> Short problem
Print the entries verbatim, leaving out the images they contain.

> Records supplied
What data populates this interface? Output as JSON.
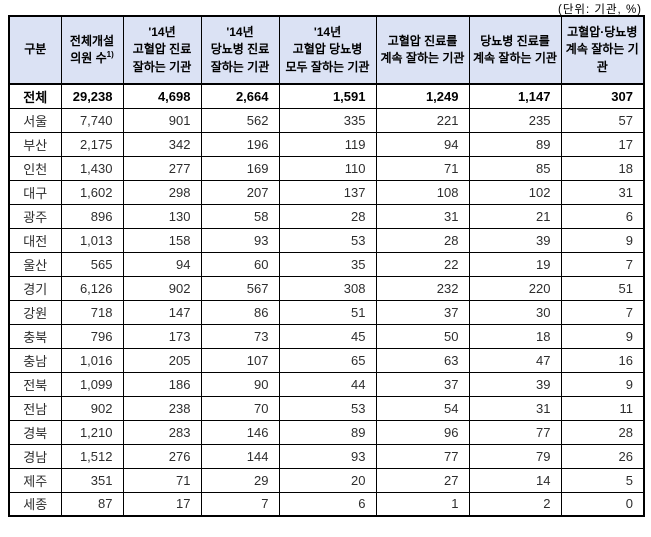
{
  "unit_note": "(단위: 기관, %)",
  "table": {
    "columns": [
      {
        "label": "구분"
      },
      {
        "label": "전체개설\n의원 수",
        "sup": "1)"
      },
      {
        "label": "'14년\n고혈압 진료\n잘하는 기관"
      },
      {
        "label": "'14년\n당뇨병 진료\n잘하는 기관"
      },
      {
        "label": "'14년\n고혈압 당뇨병\n모두 잘하는 기관"
      },
      {
        "label": "고혈압 진료를\n계속 잘하는 기관"
      },
      {
        "label": "당뇨병 진료를\n계속 잘하는 기관"
      },
      {
        "label": "고혈압·당뇨병\n계속 잘하는 기관"
      }
    ],
    "rows": [
      {
        "label": "전체",
        "total": true,
        "values": [
          "29,238",
          "4,698",
          "2,664",
          "1,591",
          "1,249",
          "1,147",
          "307"
        ]
      },
      {
        "label": "서울",
        "total": false,
        "values": [
          "7,740",
          "901",
          "562",
          "335",
          "221",
          "235",
          "57"
        ]
      },
      {
        "label": "부산",
        "total": false,
        "values": [
          "2,175",
          "342",
          "196",
          "119",
          "94",
          "89",
          "17"
        ]
      },
      {
        "label": "인천",
        "total": false,
        "values": [
          "1,430",
          "277",
          "169",
          "110",
          "71",
          "85",
          "18"
        ]
      },
      {
        "label": "대구",
        "total": false,
        "values": [
          "1,602",
          "298",
          "207",
          "137",
          "108",
          "102",
          "31"
        ]
      },
      {
        "label": "광주",
        "total": false,
        "values": [
          "896",
          "130",
          "58",
          "28",
          "31",
          "21",
          "6"
        ]
      },
      {
        "label": "대전",
        "total": false,
        "values": [
          "1,013",
          "158",
          "93",
          "53",
          "28",
          "39",
          "9"
        ]
      },
      {
        "label": "울산",
        "total": false,
        "values": [
          "565",
          "94",
          "60",
          "35",
          "22",
          "19",
          "7"
        ]
      },
      {
        "label": "경기",
        "total": false,
        "values": [
          "6,126",
          "902",
          "567",
          "308",
          "232",
          "220",
          "51"
        ]
      },
      {
        "label": "강원",
        "total": false,
        "values": [
          "718",
          "147",
          "86",
          "51",
          "37",
          "30",
          "7"
        ]
      },
      {
        "label": "충북",
        "total": false,
        "values": [
          "796",
          "173",
          "73",
          "45",
          "50",
          "18",
          "9"
        ]
      },
      {
        "label": "충남",
        "total": false,
        "values": [
          "1,016",
          "205",
          "107",
          "65",
          "63",
          "47",
          "16"
        ]
      },
      {
        "label": "전북",
        "total": false,
        "values": [
          "1,099",
          "186",
          "90",
          "44",
          "37",
          "39",
          "9"
        ]
      },
      {
        "label": "전남",
        "total": false,
        "values": [
          "902",
          "238",
          "70",
          "53",
          "54",
          "31",
          "11"
        ]
      },
      {
        "label": "경북",
        "total": false,
        "values": [
          "1,210",
          "283",
          "146",
          "89",
          "96",
          "77",
          "28"
        ]
      },
      {
        "label": "경남",
        "total": false,
        "values": [
          "1,512",
          "276",
          "144",
          "93",
          "77",
          "79",
          "26"
        ]
      },
      {
        "label": "제주",
        "total": false,
        "values": [
          "351",
          "71",
          "29",
          "20",
          "27",
          "14",
          "5"
        ]
      },
      {
        "label": "세종",
        "total": false,
        "values": [
          "87",
          "17",
          "7",
          "6",
          "1",
          "2",
          "0"
        ]
      }
    ]
  }
}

> Answer to the task
What data populates this interface? Output as JSON.
{
  "unit_note": "(단위: 기관, %)",
  "table": {
    "columns": [
      {
        "label": "구분"
      },
      {
        "label": "전체개설\n의원 수",
        "sup": "1)"
      },
      {
        "label": "'14년\n고혈압 진료\n잘하는 기관"
      },
      {
        "label": "'14년\n당뇨병 진료\n잘하는 기관"
      },
      {
        "label": "'14년\n고혈압 당뇨병\n모두 잘하는 기관"
      },
      {
        "label": "고혈압 진료를\n계속 잘하는 기관"
      },
      {
        "label": "당뇨병 진료를\n계속 잘하는 기관"
      },
      {
        "label": "고혈압·당뇨병\n계속 잘하는 기관"
      }
    ],
    "rows": [
      {
        "label": "전체",
        "total": true,
        "values": [
          "29,238",
          "4,698",
          "2,664",
          "1,591",
          "1,249",
          "1,147",
          "307"
        ]
      },
      {
        "label": "서울",
        "total": false,
        "values": [
          "7,740",
          "901",
          "562",
          "335",
          "221",
          "235",
          "57"
        ]
      },
      {
        "label": "부산",
        "total": false,
        "values": [
          "2,175",
          "342",
          "196",
          "119",
          "94",
          "89",
          "17"
        ]
      },
      {
        "label": "인천",
        "total": false,
        "values": [
          "1,430",
          "277",
          "169",
          "110",
          "71",
          "85",
          "18"
        ]
      },
      {
        "label": "대구",
        "total": false,
        "values": [
          "1,602",
          "298",
          "207",
          "137",
          "108",
          "102",
          "31"
        ]
      },
      {
        "label": "광주",
        "total": false,
        "values": [
          "896",
          "130",
          "58",
          "28",
          "31",
          "21",
          "6"
        ]
      },
      {
        "label": "대전",
        "total": false,
        "values": [
          "1,013",
          "158",
          "93",
          "53",
          "28",
          "39",
          "9"
        ]
      },
      {
        "label": "울산",
        "total": false,
        "values": [
          "565",
          "94",
          "60",
          "35",
          "22",
          "19",
          "7"
        ]
      },
      {
        "label": "경기",
        "total": false,
        "values": [
          "6,126",
          "902",
          "567",
          "308",
          "232",
          "220",
          "51"
        ]
      },
      {
        "label": "강원",
        "total": false,
        "values": [
          "718",
          "147",
          "86",
          "51",
          "37",
          "30",
          "7"
        ]
      },
      {
        "label": "충북",
        "total": false,
        "values": [
          "796",
          "173",
          "73",
          "45",
          "50",
          "18",
          "9"
        ]
      },
      {
        "label": "충남",
        "total": false,
        "values": [
          "1,016",
          "205",
          "107",
          "65",
          "63",
          "47",
          "16"
        ]
      },
      {
        "label": "전북",
        "total": false,
        "values": [
          "1,099",
          "186",
          "90",
          "44",
          "37",
          "39",
          "9"
        ]
      },
      {
        "label": "전남",
        "total": false,
        "values": [
          "902",
          "238",
          "70",
          "53",
          "54",
          "31",
          "11"
        ]
      },
      {
        "label": "경북",
        "total": false,
        "values": [
          "1,210",
          "283",
          "146",
          "89",
          "96",
          "77",
          "28"
        ]
      },
      {
        "label": "경남",
        "total": false,
        "values": [
          "1,512",
          "276",
          "144",
          "93",
          "77",
          "79",
          "26"
        ]
      },
      {
        "label": "제주",
        "total": false,
        "values": [
          "351",
          "71",
          "29",
          "20",
          "27",
          "14",
          "5"
        ]
      },
      {
        "label": "세종",
        "total": false,
        "values": [
          "87",
          "17",
          "7",
          "6",
          "1",
          "2",
          "0"
        ]
      }
    ]
  }
}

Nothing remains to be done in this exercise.